### DATA FOR PROCESSING
※ ※ ※
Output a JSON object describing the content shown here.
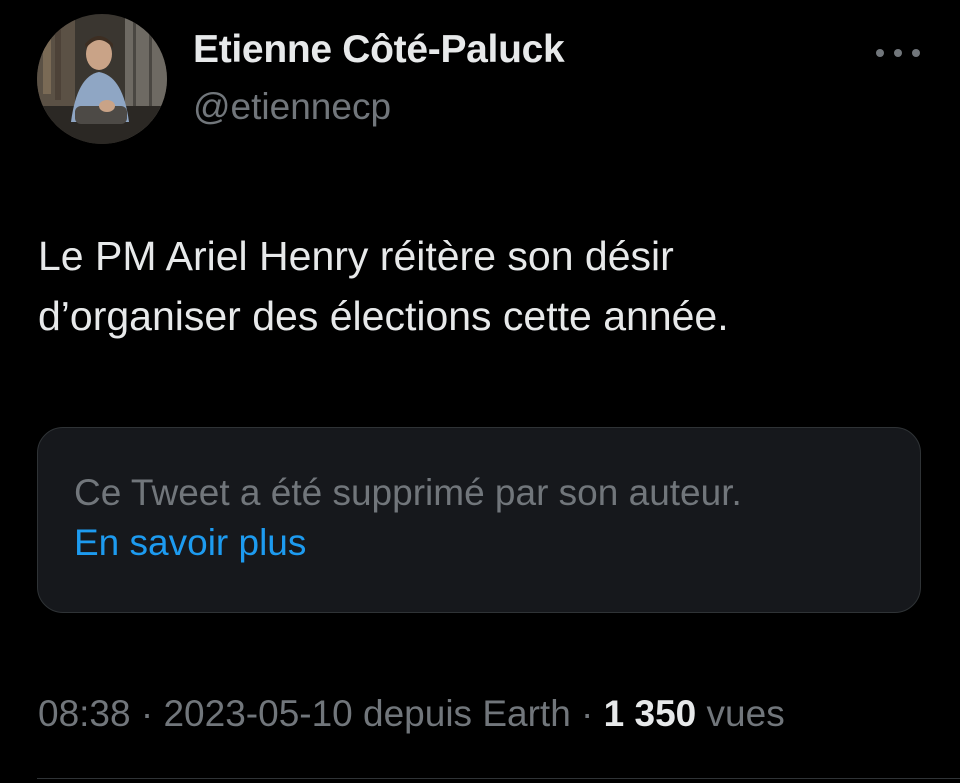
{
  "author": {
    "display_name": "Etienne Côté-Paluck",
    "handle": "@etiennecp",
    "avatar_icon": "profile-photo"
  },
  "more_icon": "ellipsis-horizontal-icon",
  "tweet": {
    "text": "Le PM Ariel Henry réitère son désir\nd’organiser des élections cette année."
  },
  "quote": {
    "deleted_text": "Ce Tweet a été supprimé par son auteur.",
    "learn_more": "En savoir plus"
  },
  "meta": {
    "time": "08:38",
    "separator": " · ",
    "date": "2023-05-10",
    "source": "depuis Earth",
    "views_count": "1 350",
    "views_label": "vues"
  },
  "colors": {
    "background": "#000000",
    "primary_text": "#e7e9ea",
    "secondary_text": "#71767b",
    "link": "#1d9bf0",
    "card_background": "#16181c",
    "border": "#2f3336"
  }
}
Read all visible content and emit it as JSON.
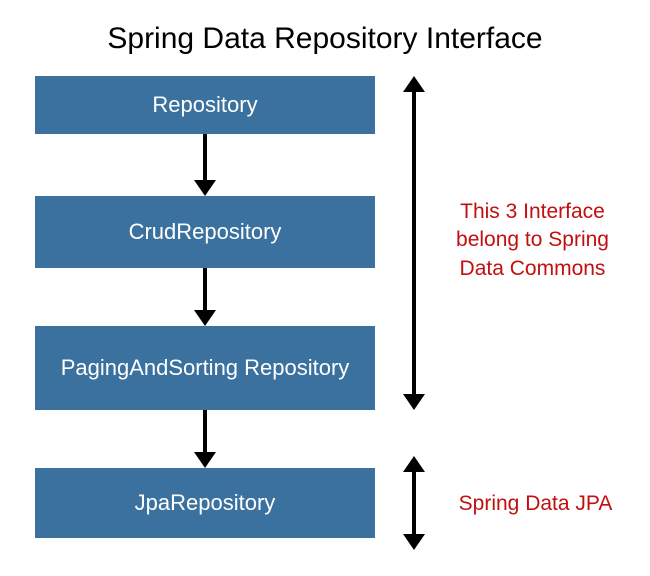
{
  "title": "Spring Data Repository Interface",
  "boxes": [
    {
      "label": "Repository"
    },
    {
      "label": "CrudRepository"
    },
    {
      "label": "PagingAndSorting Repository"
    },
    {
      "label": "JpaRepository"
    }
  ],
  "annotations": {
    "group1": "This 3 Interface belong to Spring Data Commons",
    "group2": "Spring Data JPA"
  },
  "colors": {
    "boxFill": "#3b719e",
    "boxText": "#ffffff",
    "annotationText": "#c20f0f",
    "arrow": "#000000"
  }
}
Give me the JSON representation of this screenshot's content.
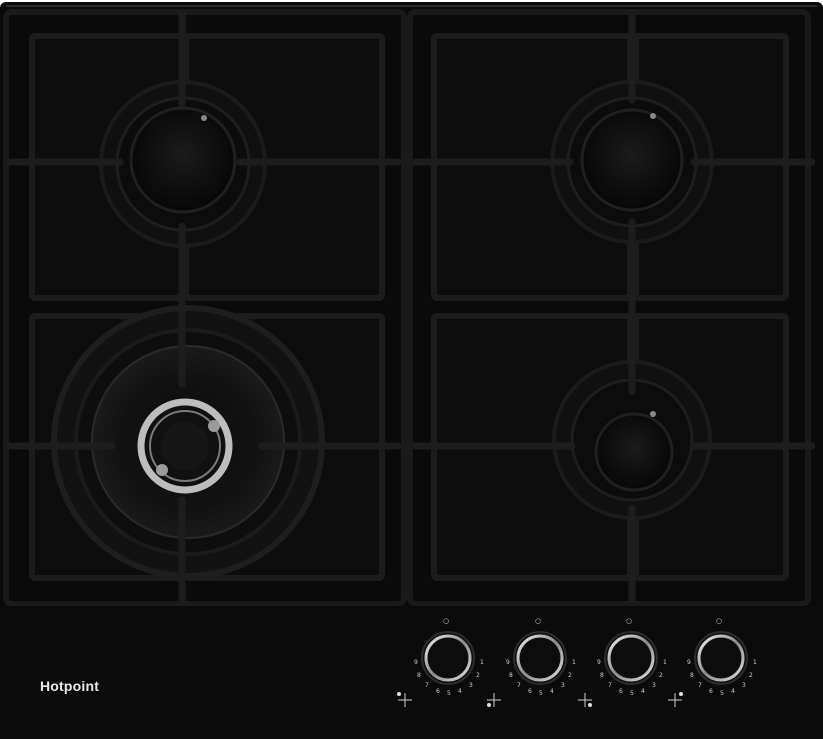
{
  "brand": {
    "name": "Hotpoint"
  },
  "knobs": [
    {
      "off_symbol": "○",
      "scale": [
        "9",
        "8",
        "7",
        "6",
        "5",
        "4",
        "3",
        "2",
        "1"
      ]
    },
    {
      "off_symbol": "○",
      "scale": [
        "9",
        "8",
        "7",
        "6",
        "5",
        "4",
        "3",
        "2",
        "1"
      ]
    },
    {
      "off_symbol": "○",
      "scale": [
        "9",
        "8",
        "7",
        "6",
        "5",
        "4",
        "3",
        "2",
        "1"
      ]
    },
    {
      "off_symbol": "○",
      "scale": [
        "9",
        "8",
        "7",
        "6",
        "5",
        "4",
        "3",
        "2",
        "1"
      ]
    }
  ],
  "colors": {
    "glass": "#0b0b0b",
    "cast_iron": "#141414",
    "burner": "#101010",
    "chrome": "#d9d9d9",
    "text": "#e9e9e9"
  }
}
※ ※ ※
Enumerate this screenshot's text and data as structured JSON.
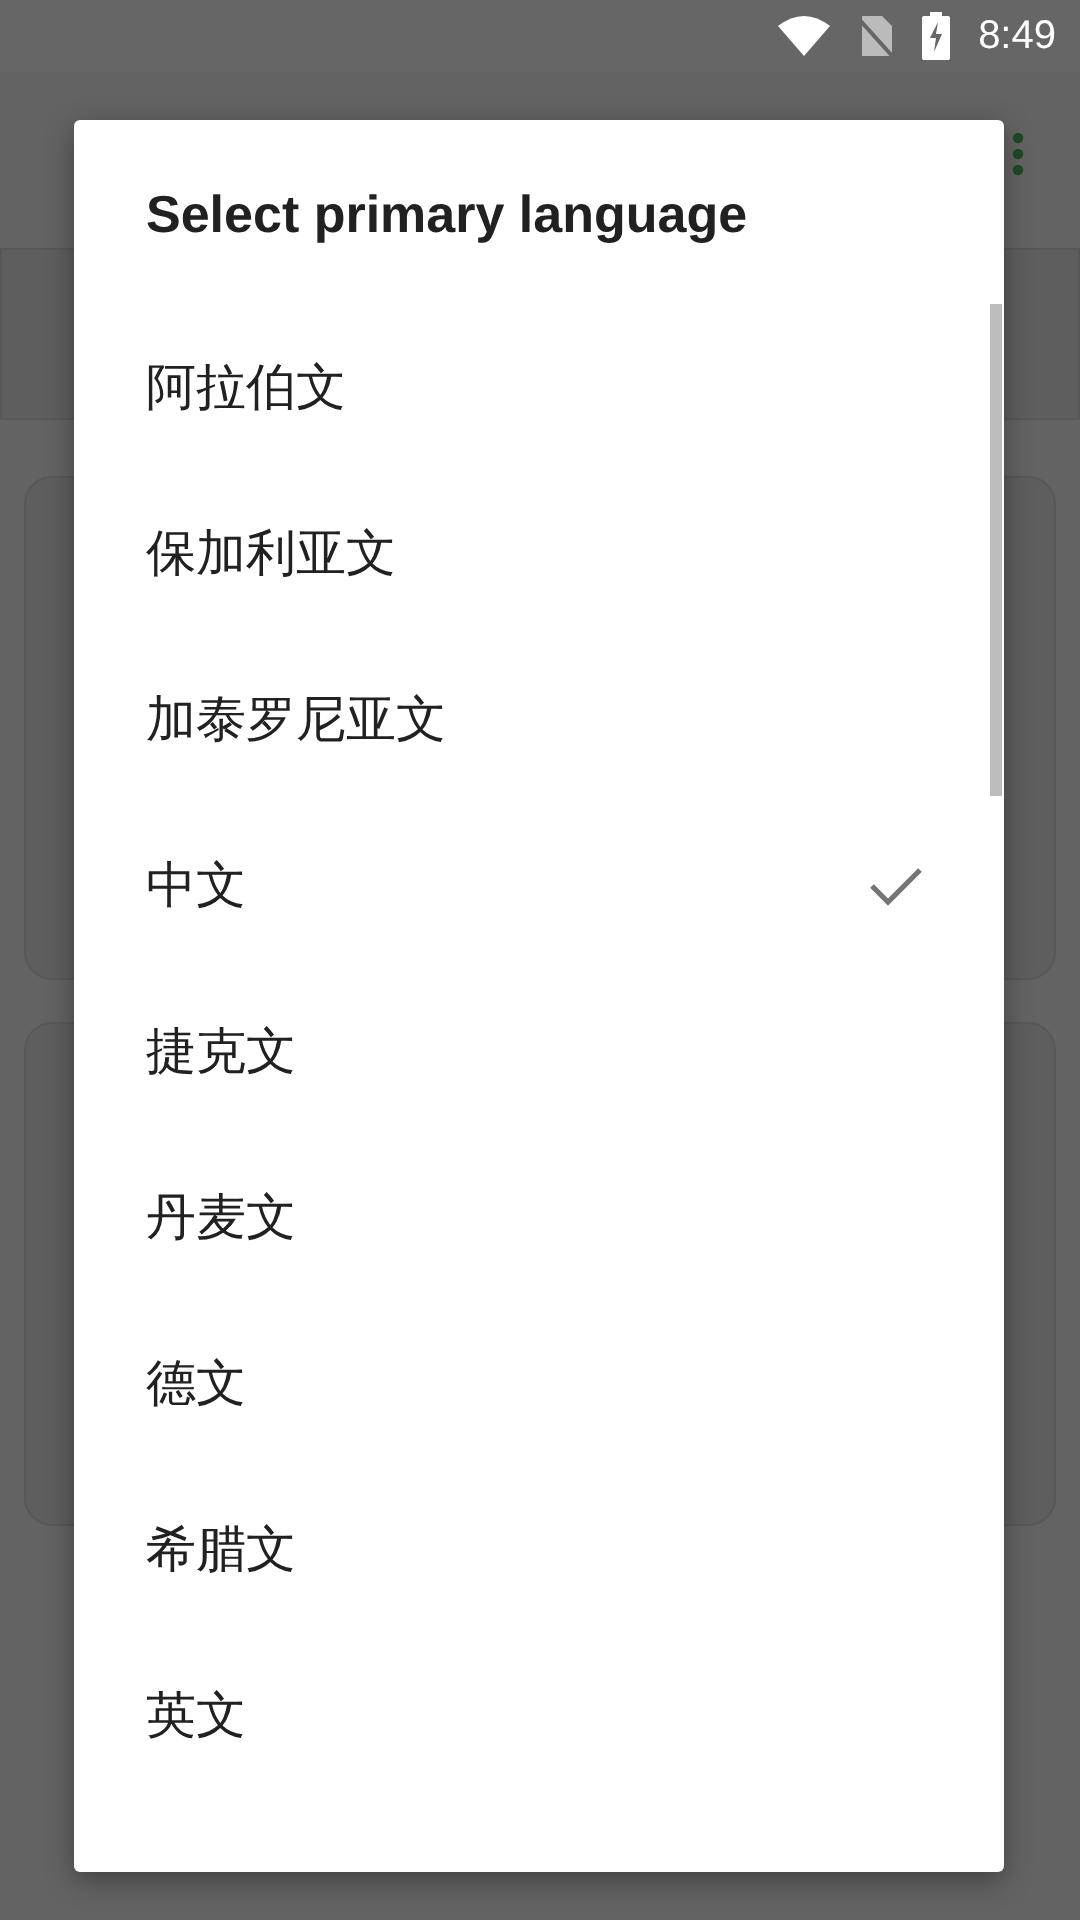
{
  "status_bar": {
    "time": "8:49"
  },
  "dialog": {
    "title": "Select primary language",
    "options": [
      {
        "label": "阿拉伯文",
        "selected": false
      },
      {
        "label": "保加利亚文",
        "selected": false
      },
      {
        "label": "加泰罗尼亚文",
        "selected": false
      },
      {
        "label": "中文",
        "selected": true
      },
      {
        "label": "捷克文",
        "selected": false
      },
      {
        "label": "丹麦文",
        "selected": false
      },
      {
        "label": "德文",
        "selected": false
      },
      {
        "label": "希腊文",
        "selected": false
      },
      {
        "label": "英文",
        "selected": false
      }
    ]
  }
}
※ ※ ※
### WHAT THE TASK REQUIRES
Where a line of the entries contains the word "content", copy that line.

### EXPECTED ANSWER
Output a JSON object describing the content shown here.
Read all visible content and emit it as JSON.
Give me the JSON representation of this screenshot's content.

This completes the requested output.